# [Data provided]
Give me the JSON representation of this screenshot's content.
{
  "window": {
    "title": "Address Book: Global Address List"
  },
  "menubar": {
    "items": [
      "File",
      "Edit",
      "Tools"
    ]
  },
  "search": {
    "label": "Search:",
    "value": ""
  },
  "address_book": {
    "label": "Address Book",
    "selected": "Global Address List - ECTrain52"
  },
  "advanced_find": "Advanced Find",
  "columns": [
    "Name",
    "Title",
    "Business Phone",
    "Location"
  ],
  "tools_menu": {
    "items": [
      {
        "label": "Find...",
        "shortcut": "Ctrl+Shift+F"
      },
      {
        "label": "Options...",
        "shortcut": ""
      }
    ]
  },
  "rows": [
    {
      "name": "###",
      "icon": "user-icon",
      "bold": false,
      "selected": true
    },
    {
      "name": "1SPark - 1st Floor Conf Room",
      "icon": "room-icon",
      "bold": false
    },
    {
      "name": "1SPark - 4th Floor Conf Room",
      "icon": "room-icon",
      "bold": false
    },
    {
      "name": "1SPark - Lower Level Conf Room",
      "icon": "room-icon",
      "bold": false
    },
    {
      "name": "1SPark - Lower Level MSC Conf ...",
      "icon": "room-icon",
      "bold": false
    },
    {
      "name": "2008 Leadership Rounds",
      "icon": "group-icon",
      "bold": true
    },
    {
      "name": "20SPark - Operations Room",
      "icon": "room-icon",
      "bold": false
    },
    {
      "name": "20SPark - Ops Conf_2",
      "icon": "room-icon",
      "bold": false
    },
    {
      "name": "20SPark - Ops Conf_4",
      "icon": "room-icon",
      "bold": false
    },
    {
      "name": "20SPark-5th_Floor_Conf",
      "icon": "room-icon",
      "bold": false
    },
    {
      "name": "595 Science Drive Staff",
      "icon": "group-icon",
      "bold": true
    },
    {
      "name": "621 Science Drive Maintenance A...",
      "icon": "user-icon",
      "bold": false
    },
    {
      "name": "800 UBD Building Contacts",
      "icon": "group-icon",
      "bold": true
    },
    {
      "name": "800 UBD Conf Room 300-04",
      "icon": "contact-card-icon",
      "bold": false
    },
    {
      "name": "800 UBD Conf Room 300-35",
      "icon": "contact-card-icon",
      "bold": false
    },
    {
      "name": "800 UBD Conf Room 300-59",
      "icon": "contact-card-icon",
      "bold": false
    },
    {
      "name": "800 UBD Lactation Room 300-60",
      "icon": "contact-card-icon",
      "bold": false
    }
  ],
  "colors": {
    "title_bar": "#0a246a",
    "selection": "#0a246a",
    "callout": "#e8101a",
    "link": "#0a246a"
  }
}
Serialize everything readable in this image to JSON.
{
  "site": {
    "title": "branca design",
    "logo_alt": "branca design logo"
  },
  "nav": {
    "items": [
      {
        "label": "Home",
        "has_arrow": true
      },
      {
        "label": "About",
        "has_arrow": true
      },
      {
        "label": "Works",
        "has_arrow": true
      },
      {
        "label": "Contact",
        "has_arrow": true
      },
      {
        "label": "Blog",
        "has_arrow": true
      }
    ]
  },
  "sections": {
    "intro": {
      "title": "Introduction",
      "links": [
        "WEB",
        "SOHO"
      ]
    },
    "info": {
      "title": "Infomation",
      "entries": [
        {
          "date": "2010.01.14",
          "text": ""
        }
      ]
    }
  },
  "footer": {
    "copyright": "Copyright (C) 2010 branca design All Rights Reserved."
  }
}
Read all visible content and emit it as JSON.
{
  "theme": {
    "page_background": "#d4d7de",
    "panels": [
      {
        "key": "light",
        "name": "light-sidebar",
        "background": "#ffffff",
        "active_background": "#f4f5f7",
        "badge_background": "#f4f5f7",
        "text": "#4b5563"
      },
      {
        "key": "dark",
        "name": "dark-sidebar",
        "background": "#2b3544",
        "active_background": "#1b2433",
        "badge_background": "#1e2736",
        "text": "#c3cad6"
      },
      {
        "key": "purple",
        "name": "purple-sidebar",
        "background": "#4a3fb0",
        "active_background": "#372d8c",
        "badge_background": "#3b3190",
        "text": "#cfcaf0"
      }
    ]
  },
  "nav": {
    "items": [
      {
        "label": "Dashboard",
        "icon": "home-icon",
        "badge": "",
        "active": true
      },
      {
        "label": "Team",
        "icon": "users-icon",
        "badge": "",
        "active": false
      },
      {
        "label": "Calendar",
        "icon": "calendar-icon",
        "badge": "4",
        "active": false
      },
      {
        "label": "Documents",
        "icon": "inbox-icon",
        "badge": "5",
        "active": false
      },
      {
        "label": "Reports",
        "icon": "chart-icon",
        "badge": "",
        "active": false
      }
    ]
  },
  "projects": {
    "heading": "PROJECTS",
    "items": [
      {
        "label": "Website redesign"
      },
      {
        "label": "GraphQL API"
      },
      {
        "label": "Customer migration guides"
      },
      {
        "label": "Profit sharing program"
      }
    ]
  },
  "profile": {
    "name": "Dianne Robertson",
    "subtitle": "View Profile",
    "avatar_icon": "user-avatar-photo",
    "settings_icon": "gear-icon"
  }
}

# [Written instruction]
From the entries above, extract each line containing "sidebar".

# [Complete answer]
        "name": "light-sidebar",
        "name": "dark-sidebar",
        "name": "purple-sidebar",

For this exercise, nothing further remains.